# THE REQUEST
Leave out the pictures and return every entry exactly as it appears.

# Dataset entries
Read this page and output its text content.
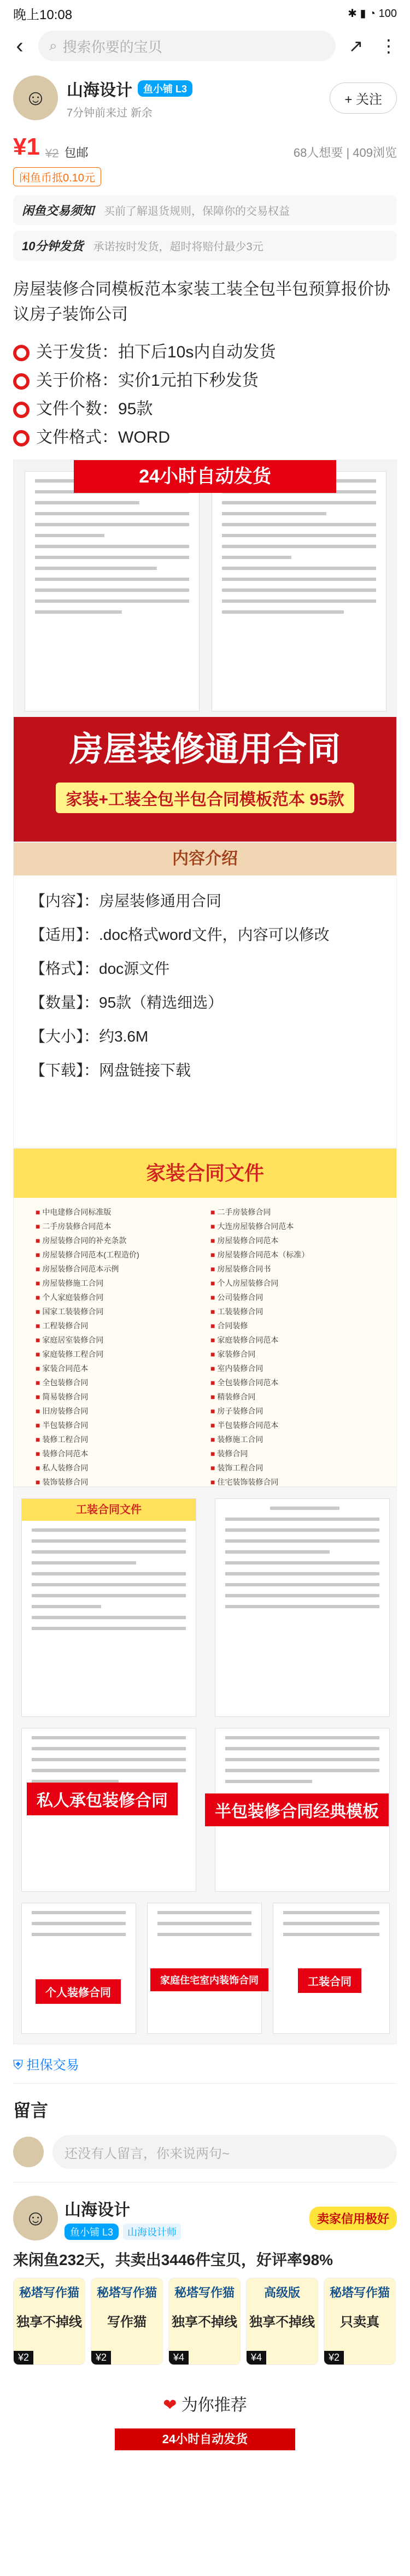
晚上10:08	✱ ▮ ◔ 100
‹	⌕ 搜索你要的宝贝	↗ ⋮
☺	山海设计	鱼小铺 L3
7分钟前来过 新余
+ 关注
¥1 ¥2 包邮	68人想要 | 409浏览
闲鱼币抵0.10元
闲鱼交易须知 买前了解退货规则，保障你的交易权益
10分钟发货 承诺按时发货，超时将赔付最少3元
房屋装修合同模板范本家装工装全包半包预算报价协议房子装饰公司
关于发货：拍下后10s内自动发货
关于价格：实价1元拍下秒发货
文件个数：95款
文件格式：WORD
24小时自动发货
房屋装修通用合同
家装+工装全包半包合同模板范本 95款
内容介绍
【内容】：房屋装修通用合同
【适用】：.doc格式word文件，内容可以修改
【格式】：doc源文件
【数量】：95款（精选细选）
【大小】：约3.6M
【下载】：网盘链接下载
家装合同文件
■ 中电建修合同标准版	■ 二手房装修合同
■ 二手房装修合同范本	■ 大连房屋装修合同范本
■ 房屋装修合同的补充条款	■ 房屋装修合同范本
■ 房屋装修合同范本(工程造价)	■ 房屋装修合同范本（标准）
■ 房屋装修合同范本示例	■ 房屋装修合同书
■ 房屋装修施工合同	■ 个人房屋装修合同
■ 个人家庭装修合同	■ 公司装修合同
■ 国家工装装修合同	■ 工装装修合同
■ 工程装修合同	■ 合同装修
■ 家庭居室装修合同	■ 家庭装修合同范本
■ 家庭装修工程合同	■ 家装修合同
■ 家装合同范本	■ 室内装修合同
■ 全包装修合同	■ 全包装修合同范本
■ 简易装修合同	■ 精装修合同
■ 旧房装修合同	■ 房子装修合同
■ 半包装修合同	■ 半包装修合同范本
■ 装修工程合同	■ 装修施工合同
■ 装修合同范本	■ 装修合同
■ 私人装修合同	■ 装饰工程合同
■ 装饰装修合同	■ 住宅装饰装修合同
工装合同文件
私人承包装修合同
半包装修合同经典模板
个人装修合同
家庭住宅室内装饰合同	工装合同
⛨ 担保交易
留言
还没有人留言，你来说两句~
☺	山海设计
鱼小铺 L3	山海设计师
卖家信用极好
来闲鱼232天，共卖出3446件宝贝，好评率98%
秘塔写作猫
独享不掉线
¥2
秘塔写作猫
写作猫
¥2
秘塔写作猫
独享不掉线
¥4
高级版
独享不掉线
¥4
秘塔写作猫
只卖真
¥2
❤ 为你推荐
24小时自动发货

# THE OUTPUT
Read this page and output its text content.
晚上10:08	✱ ▮ ◔ 100
‹	⌕ 搜索你要的宝贝	↗ ⋮
☺	山海设计	鱼小铺 L3
7分钟前来过 新余
+ 关注
¥1 ¥2 包邮	68人想要 | 409浏览
闲鱼币抵0.10元
闲鱼交易须知 买前了解退货规则，保障你的交易权益
10分钟发货 承诺按时发货，超时将赔付最少3元
房屋装修合同模板范本家装工装全包半包预算报价协议房子装饰公司
关于发货：拍下后10s内自动发货
关于价格：实价1元拍下秒发货
文件个数：95款
文件格式：WORD
24小时自动发货
房屋装修通用合同
家装+工装全包半包合同模板范本 95款
内容介绍
【内容】：房屋装修通用合同
【适用】：.doc格式word文件，内容可以修改
【格式】：doc源文件
【数量】：95款（精选细选）
【大小】：约3.6M
【下载】：网盘链接下载
家装合同文件
■ 中电建修合同标准版	■ 二手房装修合同
■ 二手房装修合同范本	■ 大连房屋装修合同范本
■ 房屋装修合同的补充条款	■ 房屋装修合同范本
■ 房屋装修合同范本(工程造价)	■ 房屋装修合同范本（标准）
■ 房屋装修合同范本示例	■ 房屋装修合同书
■ 房屋装修施工合同	■ 个人房屋装修合同
■ 个人家庭装修合同	■ 公司装修合同
■ 国家工装装修合同	■ 工装装修合同
■ 工程装修合同	■ 合同装修
■ 家庭居室装修合同	■ 家庭装修合同范本
■ 家庭装修工程合同	■ 家装修合同
■ 家装合同范本	■ 室内装修合同
■ 全包装修合同	■ 全包装修合同范本
■ 简易装修合同	■ 精装修合同
■ 旧房装修合同	■ 房子装修合同
■ 半包装修合同	■ 半包装修合同范本
■ 装修工程合同	■ 装修施工合同
■ 装修合同范本	■ 装修合同
■ 私人装修合同	■ 装饰工程合同
■ 装饰装修合同	■ 住宅装饰装修合同
工装合同文件
私人承包装修合同
半包装修合同经典模板
个人装修合同
家庭住宅室内装饰合同	工装合同
⛨ 担保交易
留言
还没有人留言，你来说两句~
☺	山海设计
鱼小铺 L3	山海设计师
卖家信用极好
来闲鱼232天，共卖出3446件宝贝，好评率98%
秘塔写作猫
独享不掉线
¥2
秘塔写作猫
写作猫
¥2
秘塔写作猫
独享不掉线
¥4
高级版
独享不掉线
¥4
秘塔写作猫
只卖真
¥2
❤ 为你推荐
24小时自动发货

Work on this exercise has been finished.